(Data records)
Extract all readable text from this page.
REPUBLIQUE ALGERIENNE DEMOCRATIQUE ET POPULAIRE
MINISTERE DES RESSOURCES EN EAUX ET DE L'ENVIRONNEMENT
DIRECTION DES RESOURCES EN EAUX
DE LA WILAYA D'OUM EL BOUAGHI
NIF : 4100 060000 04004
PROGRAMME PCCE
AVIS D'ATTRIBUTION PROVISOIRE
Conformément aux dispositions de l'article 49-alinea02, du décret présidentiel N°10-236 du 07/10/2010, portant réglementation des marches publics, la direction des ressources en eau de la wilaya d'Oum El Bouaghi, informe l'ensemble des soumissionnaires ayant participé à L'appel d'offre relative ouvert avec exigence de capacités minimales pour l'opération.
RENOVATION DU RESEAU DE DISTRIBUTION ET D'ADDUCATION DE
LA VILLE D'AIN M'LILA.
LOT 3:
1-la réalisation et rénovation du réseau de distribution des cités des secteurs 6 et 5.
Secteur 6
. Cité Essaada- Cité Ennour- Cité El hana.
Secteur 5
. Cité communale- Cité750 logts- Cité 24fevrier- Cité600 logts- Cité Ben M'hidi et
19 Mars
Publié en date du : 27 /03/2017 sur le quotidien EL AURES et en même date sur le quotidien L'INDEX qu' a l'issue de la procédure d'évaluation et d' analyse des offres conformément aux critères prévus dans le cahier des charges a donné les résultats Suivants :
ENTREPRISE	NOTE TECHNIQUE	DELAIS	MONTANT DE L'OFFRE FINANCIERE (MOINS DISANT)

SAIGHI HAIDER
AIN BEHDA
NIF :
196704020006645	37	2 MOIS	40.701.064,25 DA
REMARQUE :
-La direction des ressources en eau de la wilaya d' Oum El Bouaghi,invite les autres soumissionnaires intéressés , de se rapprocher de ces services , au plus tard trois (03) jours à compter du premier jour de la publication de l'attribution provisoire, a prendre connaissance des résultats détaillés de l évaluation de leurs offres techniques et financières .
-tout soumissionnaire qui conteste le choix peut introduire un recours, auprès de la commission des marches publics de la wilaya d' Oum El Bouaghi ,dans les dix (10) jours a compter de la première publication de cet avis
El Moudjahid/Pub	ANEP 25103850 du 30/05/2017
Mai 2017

== Task brief ==
Of the lines above, how many include the word "EAUX"? Reply with the number alone.

== Expected output ==
2